***** Passage présenté

Votre nouvel album  propose le Trio de Maurice Ravel et le Trio n° 2 de Camille Saint-Saëns. Pourquoi un tel choix ? 

Nous nous étions lancés dans un projet d'enregistrement de l'intégrale des trios avec piano de Beethoven (le volume 1 est sorti en avril 2020), mais nous ne voulions pas les faire tous en même temps, alors nous avons fait un plan pour diviser chacun des enregistrements de Beethoven par quelque chose de complètement différent. Nous avons pensé que cette alternance nous serait positive en tant qu’ensemble de chambre. Nous souhaitions ne pas nous  immerger complètement dans un seul compositeur pour les 3 à 5 prochaines années mais être capable de garder nos esprits frais avec beaucoup de répertoires différents. Nous jouions les trios de Ravel et de Saint-Saëns depuis plusieurs années déjà et nous les avions associés à plusieurs reprises dans le même programme de concert. Ils vont très bien ensemble et nous avons pensé que ce serait un ajout idéal pour un enregistrement.. 

Cette année, nous célébrons le centenaire de la mort de Camille Saint-Saëns, que représente ce compositeur pour vous ? 

Il me semble que Saint-Saëns s'est senti un peu délaissé et isolé de ses collègues musiciens en vieillissant. La musique et l'art en général évoluaient à un rythme effréné vers la fin du XIXe siècle et Saint-Saëns ne voulait pas suivre le courant. Je pense que c'est un compositeur merveilleux qui était un maître fantastique de son art et c'est une honte qu'il soit toujours un peu sous-estimé.  

Existe-t-il un " son français " pour rendre le style de ces œuvres ? Si oui, quelles en seraient les caractéristiques ?

Je ne crois pas vraiment qu'il existe un son français, ou allemand, ou russe. Il y a le "son" qui convient à la musique. Il est important de savoir que, bien que les trios de Saint-Saëns et de Ravel n'aient été écrits, de façon surprenante, qu'à vingt-deux ans d'intervalle, ils appartiennent à des univers sonores complètement différents et il serait complètement contre-productif et contraire aux intérêts de la musique de rechercher un son "français" unifié pour ces deux œuvres. L'intérêt pour l'interprète, c'est de découvrir le bon type de tonalité, qui correspond le mieux aux intentions du compositeur. Ravel a peint de si belles couleurs dans sa musique, à la fois lucides et transparentes, et incroyablement brillantes, riches et exubérantes, tandis que Saint-Saëns a une texture unique dans sa musique, probablement due au fait qu'il était joueur d'orgue, ce qui exige un type de son complètement différent.

**********
***** Matériel fourni

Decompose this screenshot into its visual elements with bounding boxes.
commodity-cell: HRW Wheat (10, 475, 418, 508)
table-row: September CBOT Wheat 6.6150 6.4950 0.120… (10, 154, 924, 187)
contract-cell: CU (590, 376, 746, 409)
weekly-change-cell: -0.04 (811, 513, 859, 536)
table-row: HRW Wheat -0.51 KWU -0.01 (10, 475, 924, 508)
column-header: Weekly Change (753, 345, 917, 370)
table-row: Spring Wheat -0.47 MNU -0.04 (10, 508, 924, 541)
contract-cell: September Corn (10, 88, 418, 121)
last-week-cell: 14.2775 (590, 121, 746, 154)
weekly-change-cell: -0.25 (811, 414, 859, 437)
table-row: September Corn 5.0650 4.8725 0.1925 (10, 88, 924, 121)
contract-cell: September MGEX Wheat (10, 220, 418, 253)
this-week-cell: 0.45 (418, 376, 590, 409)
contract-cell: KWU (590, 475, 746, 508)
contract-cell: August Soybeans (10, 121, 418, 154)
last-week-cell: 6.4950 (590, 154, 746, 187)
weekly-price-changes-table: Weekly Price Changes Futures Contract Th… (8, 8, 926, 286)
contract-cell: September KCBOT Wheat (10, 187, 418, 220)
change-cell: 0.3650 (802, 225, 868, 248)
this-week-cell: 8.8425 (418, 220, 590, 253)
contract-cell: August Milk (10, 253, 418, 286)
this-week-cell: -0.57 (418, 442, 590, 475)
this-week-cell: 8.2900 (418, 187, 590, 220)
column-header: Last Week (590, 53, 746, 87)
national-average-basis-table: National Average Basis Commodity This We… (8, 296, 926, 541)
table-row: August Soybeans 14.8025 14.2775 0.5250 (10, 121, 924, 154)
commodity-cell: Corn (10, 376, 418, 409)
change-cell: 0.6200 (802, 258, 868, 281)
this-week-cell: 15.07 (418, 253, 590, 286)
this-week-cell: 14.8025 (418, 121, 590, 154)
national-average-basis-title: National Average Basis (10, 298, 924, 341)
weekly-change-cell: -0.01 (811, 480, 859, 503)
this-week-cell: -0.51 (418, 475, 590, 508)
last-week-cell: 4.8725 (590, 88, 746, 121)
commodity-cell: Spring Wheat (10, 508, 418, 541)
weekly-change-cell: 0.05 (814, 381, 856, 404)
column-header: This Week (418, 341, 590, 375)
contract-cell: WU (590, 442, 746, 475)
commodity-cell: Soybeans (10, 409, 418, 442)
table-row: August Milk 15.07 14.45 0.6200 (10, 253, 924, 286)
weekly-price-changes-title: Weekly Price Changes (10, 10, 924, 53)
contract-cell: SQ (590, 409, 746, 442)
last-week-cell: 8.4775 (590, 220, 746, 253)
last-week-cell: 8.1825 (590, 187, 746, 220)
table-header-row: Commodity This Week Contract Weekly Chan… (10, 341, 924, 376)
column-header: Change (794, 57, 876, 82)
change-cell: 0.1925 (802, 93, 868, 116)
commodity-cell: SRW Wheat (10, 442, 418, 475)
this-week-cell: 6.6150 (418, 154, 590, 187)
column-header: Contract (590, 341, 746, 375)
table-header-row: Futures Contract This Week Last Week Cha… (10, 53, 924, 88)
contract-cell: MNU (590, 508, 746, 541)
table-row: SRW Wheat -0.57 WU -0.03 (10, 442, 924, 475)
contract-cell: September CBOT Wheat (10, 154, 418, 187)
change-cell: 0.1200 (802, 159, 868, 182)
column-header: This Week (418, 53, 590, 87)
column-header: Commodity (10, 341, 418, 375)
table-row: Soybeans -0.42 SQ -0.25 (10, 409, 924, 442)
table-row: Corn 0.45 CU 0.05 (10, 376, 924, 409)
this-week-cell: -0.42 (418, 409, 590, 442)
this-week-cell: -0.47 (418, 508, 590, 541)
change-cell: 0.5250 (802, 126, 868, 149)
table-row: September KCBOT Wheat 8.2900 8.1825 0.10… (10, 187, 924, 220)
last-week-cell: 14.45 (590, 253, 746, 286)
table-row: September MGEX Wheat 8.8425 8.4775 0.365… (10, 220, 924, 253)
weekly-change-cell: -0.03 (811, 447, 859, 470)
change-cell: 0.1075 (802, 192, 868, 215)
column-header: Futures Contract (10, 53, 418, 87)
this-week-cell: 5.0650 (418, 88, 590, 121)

**********

## Consigne
Recopiez mot pour mot, s'il vous plaît, le passage de l'entretien sur les trios de Ravel et de Saint-Saëns qui commence à « Cette année, nous » et se termine à « les caractéristiques ? ».

## Exercice réalisé
Cette année, nous célébrons le centenaire de la mort de Camille Saint-Saëns, que représente ce compositeur pour vous ? 

Il me semble que Saint-Saëns s'est senti un peu délaissé et isolé de ses collègues musiciens en vieillissant. La musique et l'art en général évoluaient à un rythme effréné vers la fin du XIXe siècle et Saint-Saëns ne voulait pas suivre le courant. Je pense que c'est un compositeur merveilleux qui était un maître fantastique de son art et c'est une honte qu'il soit toujours un peu sous-estimé.  

Existe-t-il un " son français " pour rendre le style de ces œuvres ? Si oui, quelles en seraient les caractéristiques ?